> **What the task requires**
Exactly repeat the material, dropping only the pictures.

━━━━━━━━━━━━━━━━

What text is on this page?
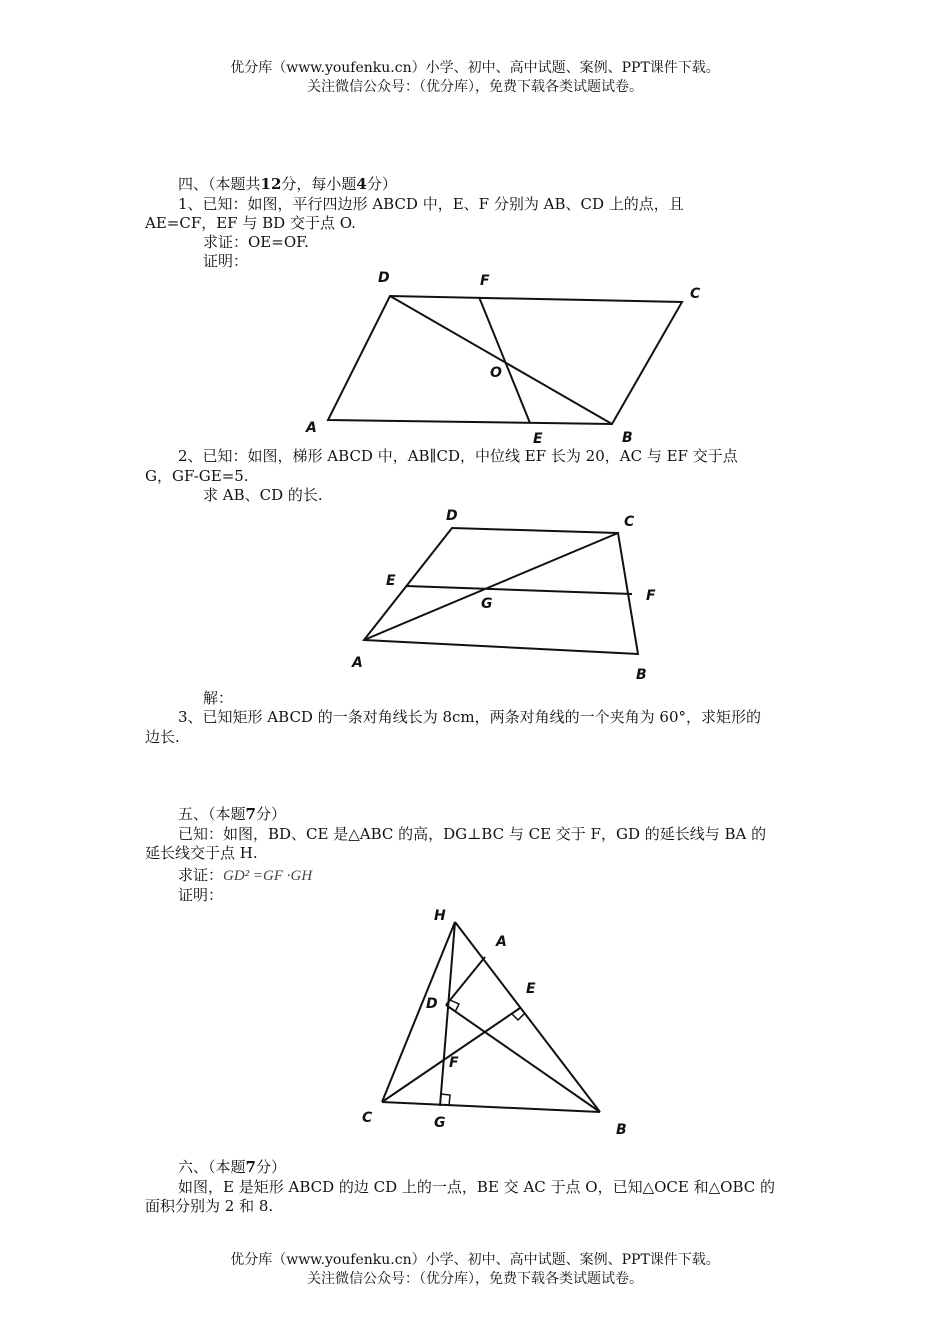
优分库（www.youfenku.cn）小学、初中、高中试题、案例、PPT课件下载。
关注微信公众号：（优分库），免费下载各类试题试卷。
四、（本题共12分，每小题4分）
1、已知：如图，平行四边形 ABCD 中，E、F 分别为 AB、CD 上的点，且
AE=CF，EF 与 BD 交于点 O.
求证：OE=OF.
证明：
D	F
C
O
A
E	B
D	C
E
G	F
A
B
H
A
E
D
F
C	G	B
2、已知：如图，梯形 ABCD 中，AB∥CD，中位线 EF 长为 20，AC 与 EF 交于点
G，GF-GE=5.
求 AB、CD 的长.
解：
3、已知矩形 ABCD 的一条对角线长为 8cm，两条对角线的一个夹角为 60°，求矩形的
边长.
五、（本题7分）
已知：如图，BD、CE 是△ABC 的高，DG⊥BC 与 CE 交于 F，GD 的延长线与 BA 的
延长线交于点 H.
求证：GD² =GF ·GH
证明：
六、（本题7分）
如图，E 是矩形 ABCD 的边 CD 上的一点，BE 交 AC 于点 O，已知△OCE 和△OBC 的
面积分别为 2 和 8.
优分库（www.youfenku.cn）小学、初中、高中试题、案例、PPT课件下载。
关注微信公众号：（优分库），免费下载各类试题试卷。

━━━━━━━━━━━━━━━━

> **Output for this exercise**
What text is on this page?
优分库（www.youfenku.cn）小学、初中、高中试题、案例、PPT课件下载。
关注微信公众号：（优分库），免费下载各类试题试卷。
四、（本题共12分，每小题4分）
1、已知：如图，平行四边形 ABCD 中，E、F 分别为 AB、CD 上的点，且
AE=CF，EF 与 BD 交于点 O.
求证：OE=OF.
证明：
D	F
C
O
A
E	B
D	C
E
G	F
A
B
H
A
E
D
F
C	G	B
2、已知：如图，梯形 ABCD 中，AB∥CD，中位线 EF 长为 20，AC 与 EF 交于点
G，GF-GE=5.
求 AB、CD 的长.
解：
3、已知矩形 ABCD 的一条对角线长为 8cm，两条对角线的一个夹角为 60°，求矩形的
边长.
五、（本题7分）
已知：如图，BD、CE 是△ABC 的高，DG⊥BC 与 CE 交于 F，GD 的延长线与 BA 的
延长线交于点 H.
求证：GD² =GF ·GH
证明：
六、（本题7分）
如图，E 是矩形 ABCD 的边 CD 上的一点，BE 交 AC 于点 O，已知△OCE 和△OBC 的
面积分别为 2 和 8.
优分库（www.youfenku.cn）小学、初中、高中试题、案例、PPT课件下载。
关注微信公众号：（优分库），免费下载各类试题试卷。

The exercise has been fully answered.